** Begin Source material **

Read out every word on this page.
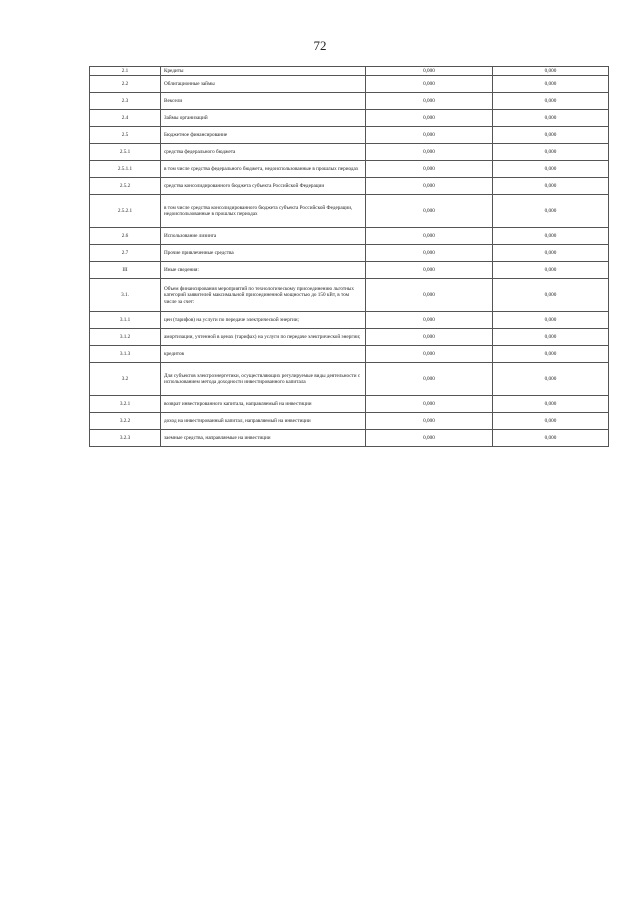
72
2.1	Кредиты	0,000	0,000
2.2	Облигационные займы	0,000	0,000
2.3	Вексели	0,000	0,000
2.4	Займы организаций	0,000	0,000
2.5	Бюджетное финансирование	0,000	0,000
2.5.1	средства федерального бюджета	0,000	0,000
2.5.1.1	в том числе средства федерального бюджета, недоиспользованные в прошлых периодах	0,000	0,000
2.5.2	средства консолидированного бюджета субъекта Российской Федерации	0,000	0,000
2.5.2.1	в том числе средства консолидированного бюджета субъекта Российской Федерации, недоиспользованные в прошлых периодах	0,000	0,000
2.6	Использование лизинга	0,000	0,000
2.7	Прочие привлеченные средства	0,000	0,000
III	Иные сведения:	0,000	0,000
3.1.	Объем финансирования мероприятий по технологическому присоединению льготных категорий заявителей максимальной присоединенной мощностью до 150 кВт, в том числе за счет:	0,000	0,000
3.1.1	цен (тарифов) на услуги по передаче электрической энергии;	0,000	0,000
3.1.2	амортизации, учтенной в ценах (тарифах) на услуги по передаче электрической энергии;	0,000	0,000
3.1.3	кредитов	0,000	0,000
3.2	Для субъектов электроэнергетики, осуществляющих регулируемые виды деятельности с использованием метода доходности инвестированного капитала	0,000	0,000
3.2.1	возврат инвестированного капитала, направляемый на инвестиции	0,000	0,000
3.2.2	доход на инвестированный капитал, направляемый на инвестиции	0,000	0,000
3.2.3	заемные средства, направляемые на инвестиции	0,000	0,000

** End Source material **

Description of the task
Copy the lines from the entries above in which the word "Федерации" appears.

Finished exercise
2.5.2	средства консолидированного бюджета субъекта Российской Федерации	0,000	0,000
2.5.2.1	в том числе средства консолидированного бюджета субъекта Российской Федерации, недоиспользованные в прошлых периодах	0,000	0,000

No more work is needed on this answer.